>> Begin

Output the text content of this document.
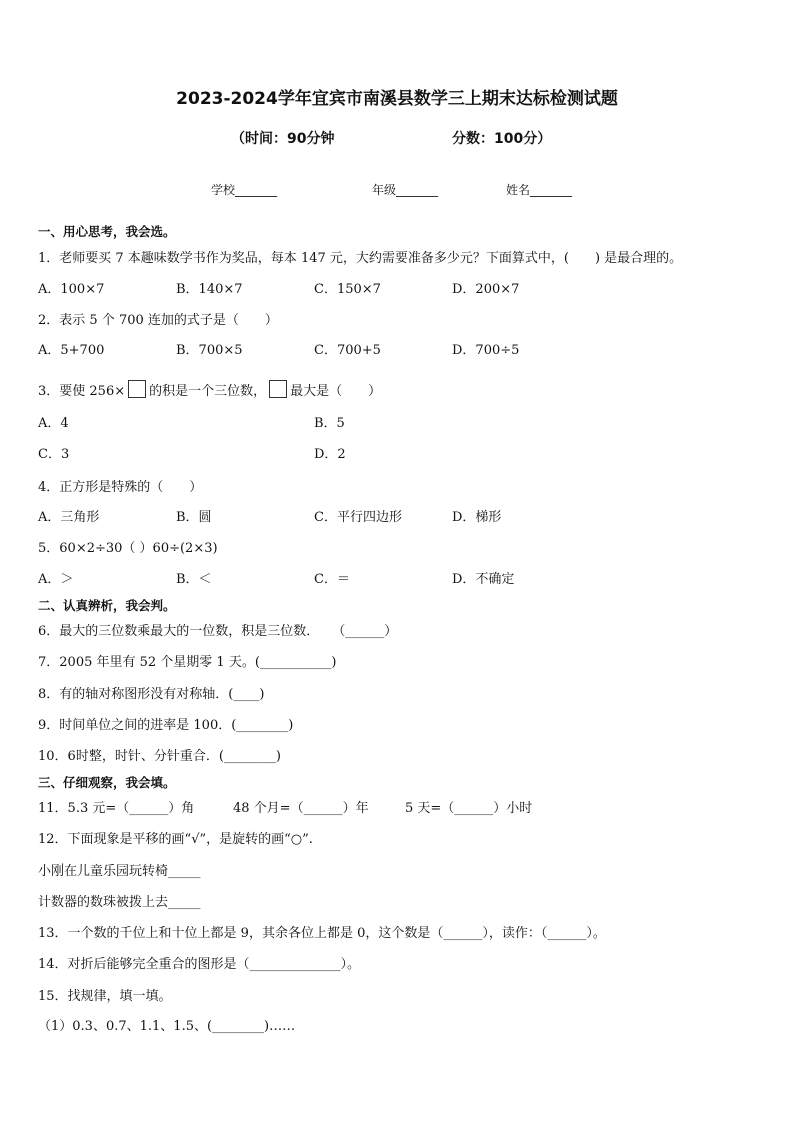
2023-2024学年宜宾市南溪县数学三上期末达标检测试题
（时间：90分钟	分数：100分）
学校_______	年级_______	姓名_______
一、用心思考，我会选。
1．老师要买 7 本趣味数学书作为奖品，每本 147 元，大约需要准备多少元？下面算式中，(　　) 是最合理的。
A．100×7	B．140×7	C．150×7	D．200×7
2．表示 5 个 700 连加的式子是（　　）
A．5+700	B．700×5	C．700+5	D．700÷5
3．要使 256× 的积是一个三位数， 最大是（　　）
A．4	B．5
C．3	D．2
4．正方形是特殊的（　　）
A．三角形	B．圆	C．平行四边形	D．梯形
5．60×2÷30（ ）60÷(2×3)
A．＞	B．＜	C．＝	D．不确定
二、认真辨析，我会判。
6．最大的三位数乘最大的一位数，积是三位数．　　（______）
7．2005 年里有 52 个星期零 1 天。(___________)
8．有的轴对称图形没有对称轴．(____)
9．时间单位之间的进率是 100．(________)
10．6时整，时针、分针重合．(________)
三、仔细观察，我会填。
11．5.3 元=（______）角	48 个月=（______）年	5 天=（______）小时
12．下面现象是平移的画“√”，是旋转的画“○”.
小刚在儿童乐园玩转椅_____
计数器的数珠被拨上去_____
13．一个数的千位上和十位上都是 9，其余各位上都是 0，这个数是（______），读作：（______）。
14．对折后能够完全重合的图形是（______________）。
15．找规律，填一填。
（1）0.3、0.7、1.1、1.5、(________)……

>> End

### WHAT IS EXPECTED
Write the material out again exactly as it appears, dropping the pictures.

### SOLUTION TO THIS PROBLEM
Output the text content of this document.
2023-2024学年宜宾市南溪县数学三上期末达标检测试题
（时间：90分钟	分数：100分）
学校_______	年级_______	姓名_______
一、用心思考，我会选。
1．老师要买 7 本趣味数学书作为奖品，每本 147 元，大约需要准备多少元？下面算式中，(　　) 是最合理的。
A．100×7	B．140×7	C．150×7	D．200×7
2．表示 5 个 700 连加的式子是（　　）
A．5+700	B．700×5	C．700+5	D．700÷5
3．要使 256× 的积是一个三位数， 最大是（　　）
A．4	B．5
C．3	D．2
4．正方形是特殊的（　　）
A．三角形	B．圆	C．平行四边形	D．梯形
5．60×2÷30（ ）60÷(2×3)
A．＞	B．＜	C．＝	D．不确定
二、认真辨析，我会判。
6．最大的三位数乘最大的一位数，积是三位数．　　（______）
7．2005 年里有 52 个星期零 1 天。(___________)
8．有的轴对称图形没有对称轴．(____)
9．时间单位之间的进率是 100．(________)
10．6时整，时针、分针重合．(________)
三、仔细观察，我会填。
11．5.3 元=（______）角	48 个月=（______）年	5 天=（______）小时
12．下面现象是平移的画“√”，是旋转的画“○”.
小刚在儿童乐园玩转椅_____
计数器的数珠被拨上去_____
13．一个数的千位上和十位上都是 9，其余各位上都是 0，这个数是（______），读作：（______）。
14．对折后能够完全重合的图形是（______________）。
15．找规律，填一填。
（1）0.3、0.7、1.1、1.5、(________)……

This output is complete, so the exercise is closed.